** START OF Task material **

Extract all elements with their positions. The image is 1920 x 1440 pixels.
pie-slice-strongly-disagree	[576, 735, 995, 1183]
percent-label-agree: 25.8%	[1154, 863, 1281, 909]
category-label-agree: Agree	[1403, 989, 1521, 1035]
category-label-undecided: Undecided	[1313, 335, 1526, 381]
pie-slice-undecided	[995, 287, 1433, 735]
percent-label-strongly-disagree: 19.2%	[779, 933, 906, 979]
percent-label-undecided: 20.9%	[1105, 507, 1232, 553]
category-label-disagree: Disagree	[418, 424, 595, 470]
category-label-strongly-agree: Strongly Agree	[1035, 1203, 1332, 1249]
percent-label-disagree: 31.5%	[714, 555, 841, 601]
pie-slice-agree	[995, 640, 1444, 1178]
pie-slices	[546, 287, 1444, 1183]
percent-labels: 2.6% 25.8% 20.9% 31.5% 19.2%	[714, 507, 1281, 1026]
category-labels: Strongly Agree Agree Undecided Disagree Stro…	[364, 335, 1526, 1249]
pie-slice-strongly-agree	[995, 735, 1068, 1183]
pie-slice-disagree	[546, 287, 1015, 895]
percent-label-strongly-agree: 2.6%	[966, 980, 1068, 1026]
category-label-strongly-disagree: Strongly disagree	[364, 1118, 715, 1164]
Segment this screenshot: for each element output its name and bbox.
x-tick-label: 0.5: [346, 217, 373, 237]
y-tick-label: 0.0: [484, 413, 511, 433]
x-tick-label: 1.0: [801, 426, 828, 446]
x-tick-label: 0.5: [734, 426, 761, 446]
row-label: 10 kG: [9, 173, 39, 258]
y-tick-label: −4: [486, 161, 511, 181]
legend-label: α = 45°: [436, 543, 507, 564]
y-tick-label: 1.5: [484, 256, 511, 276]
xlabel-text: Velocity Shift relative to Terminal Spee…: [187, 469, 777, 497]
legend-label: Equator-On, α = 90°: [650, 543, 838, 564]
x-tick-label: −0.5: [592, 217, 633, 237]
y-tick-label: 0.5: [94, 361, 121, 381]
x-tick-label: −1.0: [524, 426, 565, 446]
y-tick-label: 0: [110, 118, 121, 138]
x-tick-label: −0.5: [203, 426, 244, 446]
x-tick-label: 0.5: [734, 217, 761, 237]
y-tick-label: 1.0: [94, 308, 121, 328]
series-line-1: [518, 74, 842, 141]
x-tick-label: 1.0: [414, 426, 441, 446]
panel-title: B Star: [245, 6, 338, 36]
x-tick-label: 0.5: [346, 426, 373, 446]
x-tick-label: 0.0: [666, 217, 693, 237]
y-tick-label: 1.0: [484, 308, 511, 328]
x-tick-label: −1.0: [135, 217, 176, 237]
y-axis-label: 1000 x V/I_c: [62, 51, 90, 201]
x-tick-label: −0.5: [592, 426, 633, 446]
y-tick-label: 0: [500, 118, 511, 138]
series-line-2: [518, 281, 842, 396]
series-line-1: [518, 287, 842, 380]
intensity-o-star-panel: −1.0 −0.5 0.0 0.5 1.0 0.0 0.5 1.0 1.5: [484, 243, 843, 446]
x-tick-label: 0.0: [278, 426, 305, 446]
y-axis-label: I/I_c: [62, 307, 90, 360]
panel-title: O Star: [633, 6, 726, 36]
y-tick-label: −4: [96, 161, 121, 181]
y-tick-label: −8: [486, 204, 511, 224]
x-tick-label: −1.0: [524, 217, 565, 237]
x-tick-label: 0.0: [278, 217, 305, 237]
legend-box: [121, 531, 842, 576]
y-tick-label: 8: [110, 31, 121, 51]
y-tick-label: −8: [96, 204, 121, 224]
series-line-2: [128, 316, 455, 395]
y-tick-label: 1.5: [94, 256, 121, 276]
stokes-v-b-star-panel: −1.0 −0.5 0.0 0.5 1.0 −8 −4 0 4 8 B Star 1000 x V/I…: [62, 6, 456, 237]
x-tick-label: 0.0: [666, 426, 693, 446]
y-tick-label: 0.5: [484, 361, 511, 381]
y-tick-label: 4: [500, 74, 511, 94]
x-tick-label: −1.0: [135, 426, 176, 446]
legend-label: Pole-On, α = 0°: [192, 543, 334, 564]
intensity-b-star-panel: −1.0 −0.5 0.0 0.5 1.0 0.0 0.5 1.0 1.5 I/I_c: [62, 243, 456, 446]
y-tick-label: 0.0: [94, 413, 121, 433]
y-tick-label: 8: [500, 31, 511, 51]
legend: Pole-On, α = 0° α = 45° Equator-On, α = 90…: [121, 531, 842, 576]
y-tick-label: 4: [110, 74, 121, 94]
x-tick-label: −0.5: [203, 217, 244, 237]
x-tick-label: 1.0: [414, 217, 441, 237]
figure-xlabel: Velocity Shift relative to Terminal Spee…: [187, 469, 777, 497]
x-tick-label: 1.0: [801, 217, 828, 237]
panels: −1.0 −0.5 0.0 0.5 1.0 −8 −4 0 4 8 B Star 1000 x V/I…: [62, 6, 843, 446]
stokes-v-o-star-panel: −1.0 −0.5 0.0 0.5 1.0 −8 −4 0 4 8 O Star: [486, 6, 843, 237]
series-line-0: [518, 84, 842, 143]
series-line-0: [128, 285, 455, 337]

** END OF Task material **

_Written exercise:_ Extract every row above and copy each one character for character, keeping the original order.

_Exercise response:_
Extract all elements with their positions. The image is 1920 x 1440 pixels.
pie-slice-strongly-disagree	[576, 735, 995, 1183]
percent-label-agree: 25.8%	[1154, 863, 1281, 909]
category-label-agree: Agree	[1403, 989, 1521, 1035]
category-label-undecided: Undecided	[1313, 335, 1526, 381]
pie-slice-undecided	[995, 287, 1433, 735]
percent-label-strongly-disagree: 19.2%	[779, 933, 906, 979]
percent-label-undecided: 20.9%	[1105, 507, 1232, 553]
category-label-disagree: Disagree	[418, 424, 595, 470]
category-label-strongly-agree: Strongly Agree	[1035, 1203, 1332, 1249]
percent-label-disagree: 31.5%	[714, 555, 841, 601]
pie-slice-agree	[995, 640, 1444, 1178]
pie-slices	[546, 287, 1444, 1183]
percent-labels: 2.6% 25.8% 20.9% 31.5% 19.2%	[714, 507, 1281, 1026]
category-labels: Strongly Agree Agree Undecided Disagree Stro…	[364, 335, 1526, 1249]
pie-slice-strongly-agree	[995, 735, 1068, 1183]
pie-slice-disagree	[546, 287, 1015, 895]
percent-label-strongly-agree: 2.6%	[966, 980, 1068, 1026]
category-label-strongly-disagree: Strongly disagree	[364, 1118, 715, 1164]
Segment this screenshot: for each element output its name and bbox.
x-tick-label: 0.5: [346, 217, 373, 237]
y-tick-label: 0.0: [484, 413, 511, 433]
x-tick-label: 1.0: [801, 426, 828, 446]
x-tick-label: 0.5: [734, 426, 761, 446]
row-label: 10 kG: [9, 173, 39, 258]
y-tick-label: −4: [486, 161, 511, 181]
legend-label: α = 45°: [436, 543, 507, 564]
y-tick-label: 1.5: [484, 256, 511, 276]
xlabel-text: Velocity Shift relative to Terminal Spee…: [187, 469, 777, 497]
legend-label: Equator-On, α = 90°: [650, 543, 838, 564]
x-tick-label: −0.5: [592, 217, 633, 237]
y-tick-label: 0.5: [94, 361, 121, 381]
x-tick-label: −1.0: [524, 426, 565, 446]
y-tick-label: 0: [110, 118, 121, 138]
x-tick-label: −0.5: [203, 426, 244, 446]
x-tick-label: 0.5: [734, 217, 761, 237]
y-tick-label: 1.0: [94, 308, 121, 328]
series-line-1: [518, 74, 842, 141]
x-tick-label: 1.0: [414, 426, 441, 446]
panel-title: B Star: [245, 6, 338, 36]
x-tick-label: 0.5: [346, 426, 373, 446]
x-tick-label: 0.0: [666, 217, 693, 237]
y-tick-label: 1.0: [484, 308, 511, 328]
x-tick-label: −1.0: [135, 217, 176, 237]
y-axis-label: 1000 x V/I_c: [62, 51, 90, 201]
x-tick-label: −0.5: [592, 426, 633, 446]
y-tick-label: 0: [500, 118, 511, 138]
series-line-2: [518, 281, 842, 396]
series-line-1: [518, 287, 842, 380]
intensity-o-star-panel: −1.0 −0.5 0.0 0.5 1.0 0.0 0.5 1.0 1.5: [484, 243, 843, 446]
x-tick-label: 0.0: [278, 426, 305, 446]
y-axis-label: I/I_c: [62, 307, 90, 360]
panel-title: O Star: [633, 6, 726, 36]
y-tick-label: −4: [96, 161, 121, 181]
y-tick-label: −8: [486, 204, 511, 224]
x-tick-label: −1.0: [524, 217, 565, 237]
x-tick-label: 0.0: [278, 217, 305, 237]
legend-box: [121, 531, 842, 576]
y-tick-label: 8: [110, 31, 121, 51]
y-tick-label: −8: [96, 204, 121, 224]
series-line-2: [128, 316, 455, 395]
y-tick-label: 1.5: [94, 256, 121, 276]
stokes-v-b-star-panel: −1.0 −0.5 0.0 0.5 1.0 −8 −4 0 4 8 B Star 1000 x V/I…: [62, 6, 456, 237]
x-tick-label: 0.0: [666, 426, 693, 446]
y-tick-label: 0.5: [484, 361, 511, 381]
y-tick-label: 4: [500, 74, 511, 94]
x-tick-label: −1.0: [135, 426, 176, 446]
legend-label: Pole-On, α = 0°: [192, 543, 334, 564]
intensity-b-star-panel: −1.0 −0.5 0.0 0.5 1.0 0.0 0.5 1.0 1.5 I/I_c: [62, 243, 456, 446]
y-tick-label: 0.0: [94, 413, 121, 433]
y-tick-label: 8: [500, 31, 511, 51]
legend: Pole-On, α = 0° α = 45° Equator-On, α = 90…: [121, 531, 842, 576]
y-tick-label: 4: [110, 74, 121, 94]
x-tick-label: −0.5: [203, 217, 244, 237]
x-tick-label: 1.0: [414, 217, 441, 237]
figure-xlabel: Velocity Shift relative to Terminal Spee…: [187, 469, 777, 497]
x-tick-label: 1.0: [801, 217, 828, 237]
panels: −1.0 −0.5 0.0 0.5 1.0 −8 −4 0 4 8 B Star 1000 x V/I…: [62, 6, 843, 446]
stokes-v-o-star-panel: −1.0 −0.5 0.0 0.5 1.0 −8 −4 0 4 8 O Star: [486, 6, 843, 237]
series-line-0: [518, 84, 842, 143]
series-line-0: [128, 285, 455, 337]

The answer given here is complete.